Exercise brief: Filter these entries, keeping only lines that hold the word "Sehore".

— Start Excerpted records —

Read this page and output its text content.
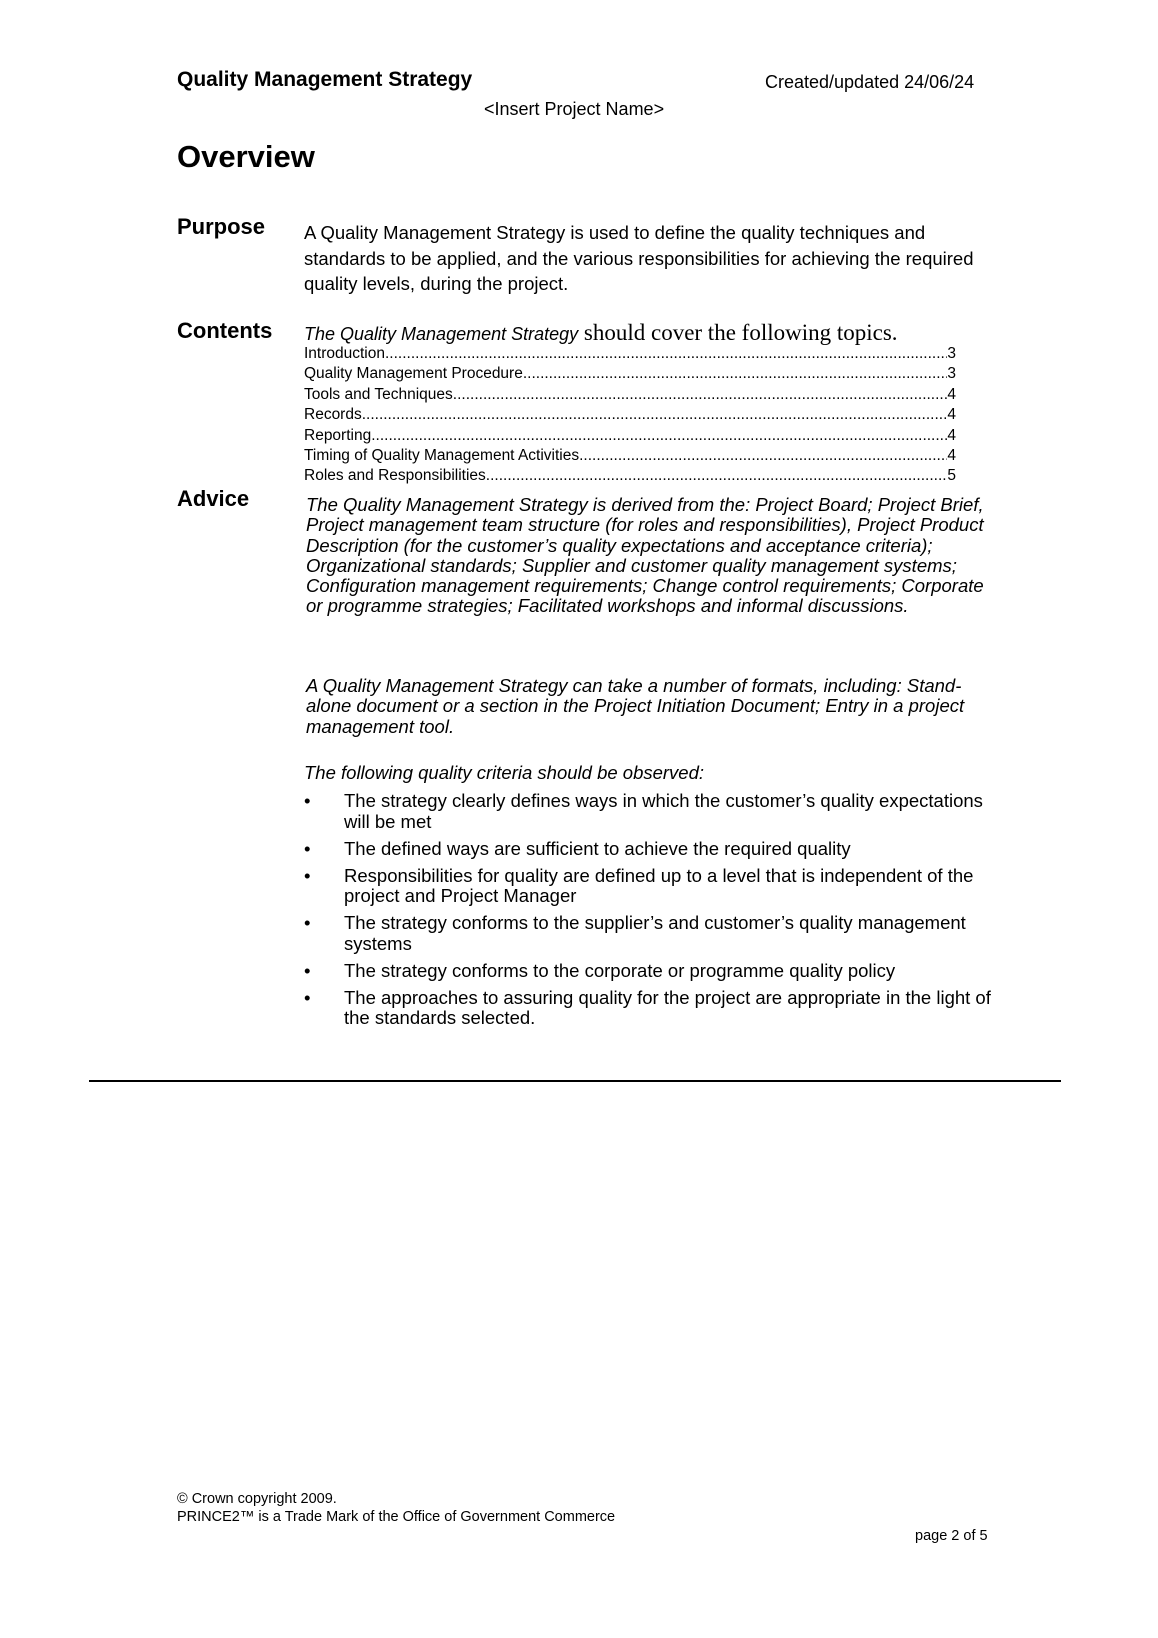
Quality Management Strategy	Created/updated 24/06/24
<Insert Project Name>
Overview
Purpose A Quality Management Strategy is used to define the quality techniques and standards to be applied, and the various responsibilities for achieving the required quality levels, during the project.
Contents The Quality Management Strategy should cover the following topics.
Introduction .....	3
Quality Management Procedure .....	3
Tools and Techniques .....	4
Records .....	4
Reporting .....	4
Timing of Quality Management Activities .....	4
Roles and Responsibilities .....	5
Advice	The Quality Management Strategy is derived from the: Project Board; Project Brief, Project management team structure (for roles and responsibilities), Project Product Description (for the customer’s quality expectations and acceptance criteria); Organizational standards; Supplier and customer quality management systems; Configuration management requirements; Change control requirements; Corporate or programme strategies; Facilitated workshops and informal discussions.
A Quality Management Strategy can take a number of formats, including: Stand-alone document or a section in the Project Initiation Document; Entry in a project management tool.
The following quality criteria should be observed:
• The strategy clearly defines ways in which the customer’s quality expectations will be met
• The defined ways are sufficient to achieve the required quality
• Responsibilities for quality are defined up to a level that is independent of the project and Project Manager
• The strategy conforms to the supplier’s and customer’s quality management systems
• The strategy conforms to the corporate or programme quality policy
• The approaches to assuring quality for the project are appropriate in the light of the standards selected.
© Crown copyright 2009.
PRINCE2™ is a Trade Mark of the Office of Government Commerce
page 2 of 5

— End Excerpted records —
— Start Excerpted records —

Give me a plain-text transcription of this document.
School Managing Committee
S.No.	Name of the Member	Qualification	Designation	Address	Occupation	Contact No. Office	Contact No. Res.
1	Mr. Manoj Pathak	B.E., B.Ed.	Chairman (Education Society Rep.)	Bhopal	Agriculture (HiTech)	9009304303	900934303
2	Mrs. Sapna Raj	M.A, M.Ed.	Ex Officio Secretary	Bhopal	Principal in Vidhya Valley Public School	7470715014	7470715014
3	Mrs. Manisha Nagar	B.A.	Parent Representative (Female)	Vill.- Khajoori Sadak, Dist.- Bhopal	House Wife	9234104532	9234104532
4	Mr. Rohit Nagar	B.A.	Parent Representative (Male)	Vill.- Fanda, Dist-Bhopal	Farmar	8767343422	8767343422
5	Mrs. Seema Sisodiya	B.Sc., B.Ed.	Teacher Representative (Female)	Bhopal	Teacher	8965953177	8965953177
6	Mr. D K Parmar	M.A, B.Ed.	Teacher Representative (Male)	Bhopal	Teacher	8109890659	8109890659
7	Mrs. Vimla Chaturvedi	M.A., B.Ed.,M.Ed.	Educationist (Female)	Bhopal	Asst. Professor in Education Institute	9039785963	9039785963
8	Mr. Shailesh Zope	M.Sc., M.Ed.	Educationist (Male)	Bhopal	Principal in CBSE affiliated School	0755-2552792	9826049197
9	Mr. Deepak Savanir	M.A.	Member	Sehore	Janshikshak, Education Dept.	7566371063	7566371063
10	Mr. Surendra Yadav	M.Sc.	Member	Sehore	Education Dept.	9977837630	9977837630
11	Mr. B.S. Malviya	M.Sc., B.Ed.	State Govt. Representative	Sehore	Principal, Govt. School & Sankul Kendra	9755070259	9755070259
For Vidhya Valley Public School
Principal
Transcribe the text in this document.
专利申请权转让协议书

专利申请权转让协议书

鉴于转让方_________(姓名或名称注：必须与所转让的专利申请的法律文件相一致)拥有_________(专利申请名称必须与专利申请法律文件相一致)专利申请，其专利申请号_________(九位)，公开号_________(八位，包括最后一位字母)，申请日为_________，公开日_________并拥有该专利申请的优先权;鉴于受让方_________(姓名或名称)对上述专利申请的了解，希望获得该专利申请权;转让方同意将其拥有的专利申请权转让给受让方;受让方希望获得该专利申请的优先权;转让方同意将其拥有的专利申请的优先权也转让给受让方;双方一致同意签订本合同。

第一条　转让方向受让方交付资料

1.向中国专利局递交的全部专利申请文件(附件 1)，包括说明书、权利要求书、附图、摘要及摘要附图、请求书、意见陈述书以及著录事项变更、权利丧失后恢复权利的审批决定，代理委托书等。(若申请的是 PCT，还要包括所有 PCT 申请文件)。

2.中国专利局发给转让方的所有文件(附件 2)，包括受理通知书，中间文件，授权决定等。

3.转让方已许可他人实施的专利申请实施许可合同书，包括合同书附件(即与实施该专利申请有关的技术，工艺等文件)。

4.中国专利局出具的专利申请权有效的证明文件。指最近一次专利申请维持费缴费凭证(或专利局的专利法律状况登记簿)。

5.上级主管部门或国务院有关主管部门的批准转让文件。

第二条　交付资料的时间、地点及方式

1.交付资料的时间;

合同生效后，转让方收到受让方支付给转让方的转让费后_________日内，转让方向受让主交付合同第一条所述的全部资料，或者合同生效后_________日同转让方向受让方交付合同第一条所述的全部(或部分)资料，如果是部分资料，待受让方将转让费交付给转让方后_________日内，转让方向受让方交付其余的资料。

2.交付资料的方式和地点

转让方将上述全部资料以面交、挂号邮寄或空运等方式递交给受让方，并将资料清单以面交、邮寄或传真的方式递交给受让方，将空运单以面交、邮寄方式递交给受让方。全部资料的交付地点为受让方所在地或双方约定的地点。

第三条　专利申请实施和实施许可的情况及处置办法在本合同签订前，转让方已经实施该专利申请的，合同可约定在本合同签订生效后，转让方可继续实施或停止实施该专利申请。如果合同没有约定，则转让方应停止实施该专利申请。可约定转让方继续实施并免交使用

— End Excerpted records —

Task result:
9	Mr. Deepak Savanir	M.A.	Member	Sehore	Janshikshak, Education Dept.	7566371063	7566371063
10	Mr. Surendra Yadav	M.Sc.	Member	Sehore	Education Dept.	9977837630	9977837630
11	Mr. B.S. Malviya	M.Sc., B.Ed.	State Govt. Representative	Sehore	Principal, Govt. School & Sankul Kendra	9755070259	9755070259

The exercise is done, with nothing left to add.